Goal
Go through the data below. Pull out every line that has the word "content".

Excerpted records
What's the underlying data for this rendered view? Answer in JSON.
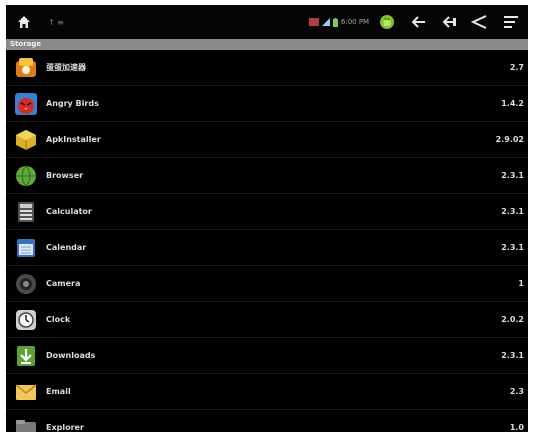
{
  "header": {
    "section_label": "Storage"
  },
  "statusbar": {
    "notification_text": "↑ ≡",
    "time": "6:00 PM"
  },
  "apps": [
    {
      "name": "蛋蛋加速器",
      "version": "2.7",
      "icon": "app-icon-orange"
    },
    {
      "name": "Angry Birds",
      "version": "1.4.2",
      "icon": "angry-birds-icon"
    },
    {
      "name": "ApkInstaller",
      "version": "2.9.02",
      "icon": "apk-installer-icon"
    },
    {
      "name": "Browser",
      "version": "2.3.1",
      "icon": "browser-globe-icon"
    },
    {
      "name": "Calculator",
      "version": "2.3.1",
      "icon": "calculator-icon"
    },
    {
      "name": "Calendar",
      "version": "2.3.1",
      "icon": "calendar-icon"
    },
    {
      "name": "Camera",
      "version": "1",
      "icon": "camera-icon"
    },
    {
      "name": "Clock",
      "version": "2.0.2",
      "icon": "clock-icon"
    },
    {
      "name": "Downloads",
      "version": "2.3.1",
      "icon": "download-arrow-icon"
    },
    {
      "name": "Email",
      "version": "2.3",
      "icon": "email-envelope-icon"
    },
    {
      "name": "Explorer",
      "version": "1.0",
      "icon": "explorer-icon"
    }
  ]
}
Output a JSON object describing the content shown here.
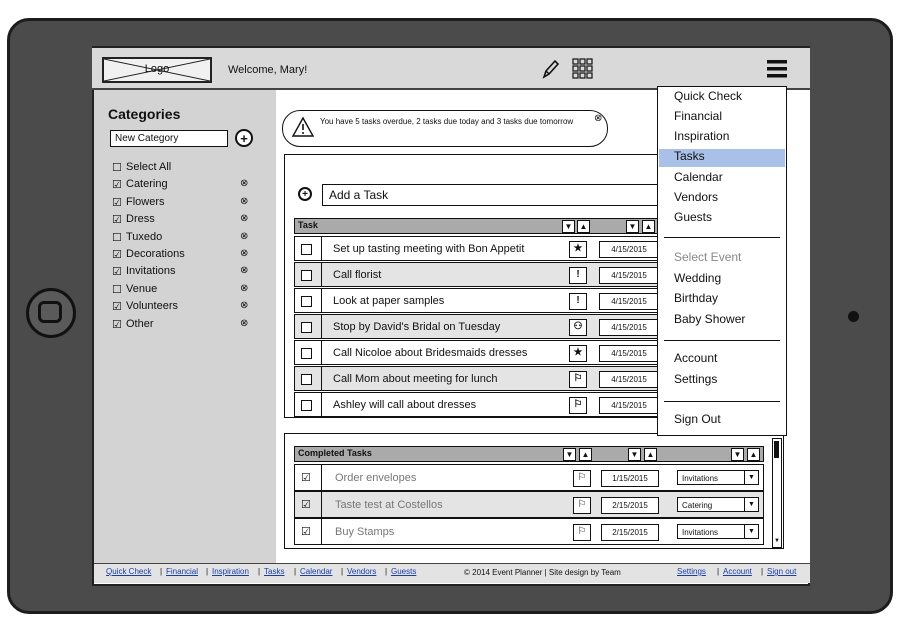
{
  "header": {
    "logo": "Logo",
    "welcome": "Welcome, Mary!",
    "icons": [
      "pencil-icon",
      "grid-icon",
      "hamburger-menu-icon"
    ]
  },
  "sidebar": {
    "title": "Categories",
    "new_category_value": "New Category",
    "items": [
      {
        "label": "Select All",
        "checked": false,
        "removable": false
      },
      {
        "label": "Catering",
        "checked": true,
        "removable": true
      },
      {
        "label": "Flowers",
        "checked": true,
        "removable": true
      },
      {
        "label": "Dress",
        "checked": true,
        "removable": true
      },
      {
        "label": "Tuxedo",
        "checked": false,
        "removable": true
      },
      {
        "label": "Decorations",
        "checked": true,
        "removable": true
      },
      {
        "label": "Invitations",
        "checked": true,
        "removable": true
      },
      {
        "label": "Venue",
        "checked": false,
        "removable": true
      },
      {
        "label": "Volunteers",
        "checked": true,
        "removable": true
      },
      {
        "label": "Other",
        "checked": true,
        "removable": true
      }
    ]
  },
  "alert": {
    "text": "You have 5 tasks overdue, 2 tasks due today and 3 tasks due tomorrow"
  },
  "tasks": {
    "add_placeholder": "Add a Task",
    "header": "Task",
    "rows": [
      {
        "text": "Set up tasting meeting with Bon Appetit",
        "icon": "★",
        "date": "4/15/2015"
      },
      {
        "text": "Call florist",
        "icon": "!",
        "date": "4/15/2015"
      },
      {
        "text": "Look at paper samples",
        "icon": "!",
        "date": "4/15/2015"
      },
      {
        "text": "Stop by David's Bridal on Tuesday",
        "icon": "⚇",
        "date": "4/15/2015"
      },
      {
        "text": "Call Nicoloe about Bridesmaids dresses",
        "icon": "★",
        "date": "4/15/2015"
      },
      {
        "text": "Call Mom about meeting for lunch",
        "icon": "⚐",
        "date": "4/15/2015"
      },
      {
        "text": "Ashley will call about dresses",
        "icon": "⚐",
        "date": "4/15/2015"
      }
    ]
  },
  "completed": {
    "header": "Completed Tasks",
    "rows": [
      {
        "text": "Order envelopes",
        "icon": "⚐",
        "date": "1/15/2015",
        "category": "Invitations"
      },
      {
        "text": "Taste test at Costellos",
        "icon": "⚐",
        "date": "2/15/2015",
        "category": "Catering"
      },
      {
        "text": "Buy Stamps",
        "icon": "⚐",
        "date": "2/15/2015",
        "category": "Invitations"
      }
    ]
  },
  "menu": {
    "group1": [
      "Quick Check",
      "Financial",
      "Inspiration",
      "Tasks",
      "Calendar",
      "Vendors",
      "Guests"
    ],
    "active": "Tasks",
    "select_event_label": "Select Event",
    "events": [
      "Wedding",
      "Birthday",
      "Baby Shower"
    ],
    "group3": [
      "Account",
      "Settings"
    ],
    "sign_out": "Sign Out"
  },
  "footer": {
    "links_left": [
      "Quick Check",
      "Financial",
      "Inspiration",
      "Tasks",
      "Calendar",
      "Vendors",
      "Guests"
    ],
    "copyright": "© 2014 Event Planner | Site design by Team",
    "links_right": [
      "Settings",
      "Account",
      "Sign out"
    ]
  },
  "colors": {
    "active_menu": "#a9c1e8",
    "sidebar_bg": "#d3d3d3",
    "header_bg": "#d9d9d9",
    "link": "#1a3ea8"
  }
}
...
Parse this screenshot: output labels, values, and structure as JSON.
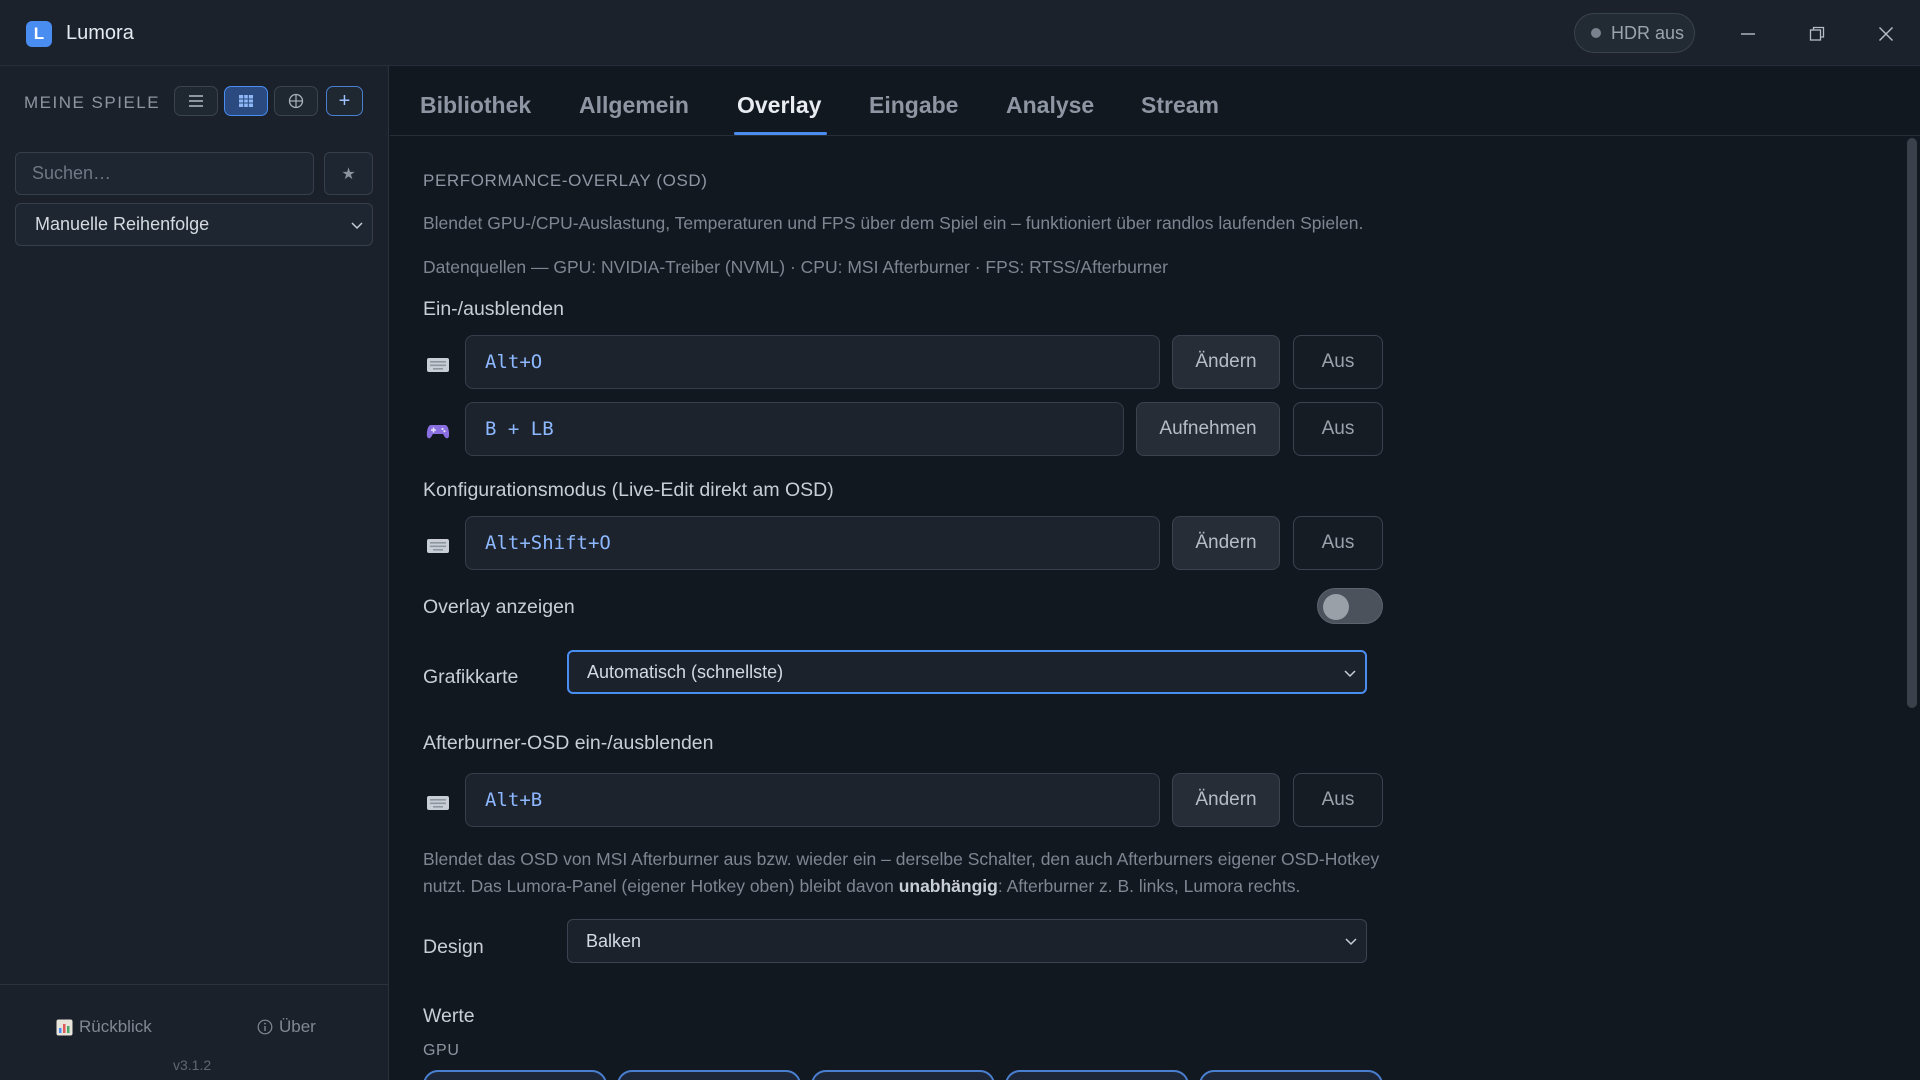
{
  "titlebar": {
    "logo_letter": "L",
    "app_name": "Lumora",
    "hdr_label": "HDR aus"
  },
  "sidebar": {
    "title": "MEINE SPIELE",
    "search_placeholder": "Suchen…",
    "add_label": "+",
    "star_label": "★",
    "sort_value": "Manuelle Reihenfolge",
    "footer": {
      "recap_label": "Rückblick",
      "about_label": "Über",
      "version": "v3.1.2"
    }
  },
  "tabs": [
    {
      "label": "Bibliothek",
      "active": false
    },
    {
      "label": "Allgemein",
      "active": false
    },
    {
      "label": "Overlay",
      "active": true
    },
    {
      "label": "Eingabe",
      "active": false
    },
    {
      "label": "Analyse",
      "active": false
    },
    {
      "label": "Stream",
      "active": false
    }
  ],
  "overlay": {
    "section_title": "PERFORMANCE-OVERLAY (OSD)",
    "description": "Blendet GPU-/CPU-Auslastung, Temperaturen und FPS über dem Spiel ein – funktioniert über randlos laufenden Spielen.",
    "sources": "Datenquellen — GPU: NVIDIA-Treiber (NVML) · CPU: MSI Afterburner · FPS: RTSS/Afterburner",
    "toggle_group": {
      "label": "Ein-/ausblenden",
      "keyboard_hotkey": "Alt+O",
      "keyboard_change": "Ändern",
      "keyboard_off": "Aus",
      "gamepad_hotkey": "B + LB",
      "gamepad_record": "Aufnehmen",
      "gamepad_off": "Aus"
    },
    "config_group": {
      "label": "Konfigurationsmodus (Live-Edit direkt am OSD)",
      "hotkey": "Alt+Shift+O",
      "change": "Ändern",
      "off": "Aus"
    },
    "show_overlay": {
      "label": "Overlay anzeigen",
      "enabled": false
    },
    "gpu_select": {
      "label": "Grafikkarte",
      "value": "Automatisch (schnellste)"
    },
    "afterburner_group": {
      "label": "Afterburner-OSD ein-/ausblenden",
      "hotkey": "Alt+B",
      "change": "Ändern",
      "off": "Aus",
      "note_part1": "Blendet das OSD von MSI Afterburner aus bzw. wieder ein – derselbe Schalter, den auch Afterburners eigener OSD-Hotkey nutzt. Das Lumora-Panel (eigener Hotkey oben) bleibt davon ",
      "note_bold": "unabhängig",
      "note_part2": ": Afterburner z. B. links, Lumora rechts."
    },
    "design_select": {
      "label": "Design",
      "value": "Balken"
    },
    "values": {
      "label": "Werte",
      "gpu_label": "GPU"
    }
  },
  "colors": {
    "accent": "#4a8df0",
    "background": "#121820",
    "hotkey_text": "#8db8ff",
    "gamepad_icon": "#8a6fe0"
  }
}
...
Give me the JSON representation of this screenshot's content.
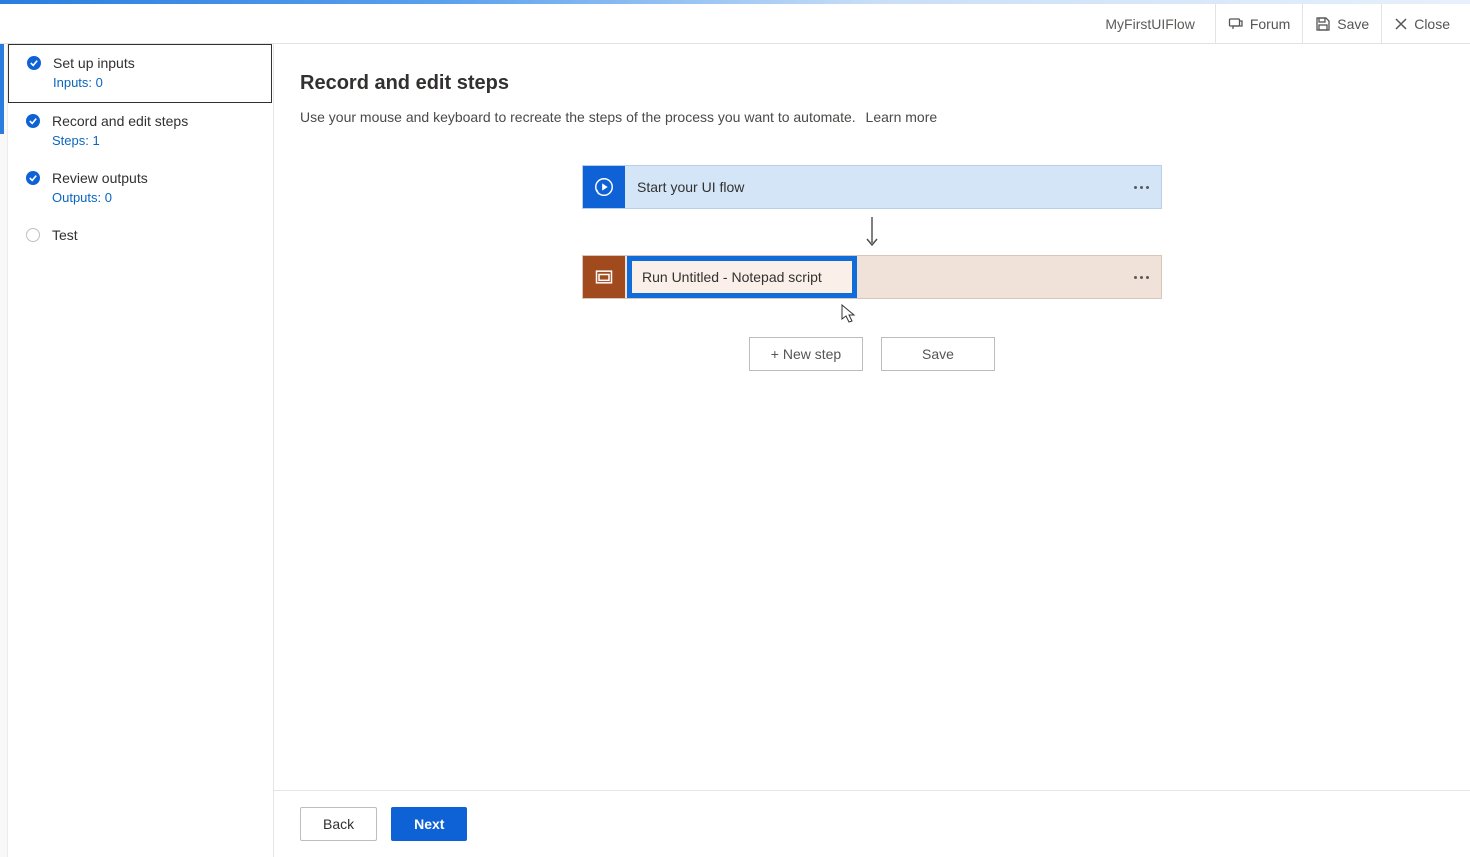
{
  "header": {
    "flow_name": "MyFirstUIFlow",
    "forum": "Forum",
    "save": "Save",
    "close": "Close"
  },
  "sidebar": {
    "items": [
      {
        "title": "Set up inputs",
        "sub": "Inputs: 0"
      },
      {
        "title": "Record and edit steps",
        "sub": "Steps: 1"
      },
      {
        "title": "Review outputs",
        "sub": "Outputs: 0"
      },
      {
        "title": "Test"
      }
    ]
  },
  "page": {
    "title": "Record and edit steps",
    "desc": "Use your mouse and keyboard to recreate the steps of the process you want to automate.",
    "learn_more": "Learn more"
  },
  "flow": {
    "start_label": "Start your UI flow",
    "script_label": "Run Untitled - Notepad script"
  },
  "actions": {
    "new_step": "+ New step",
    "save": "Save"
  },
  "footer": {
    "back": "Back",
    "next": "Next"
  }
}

Result of this exercise
Output a JSON object describing the content shown here.
Give me the JSON representation of this screenshot's content.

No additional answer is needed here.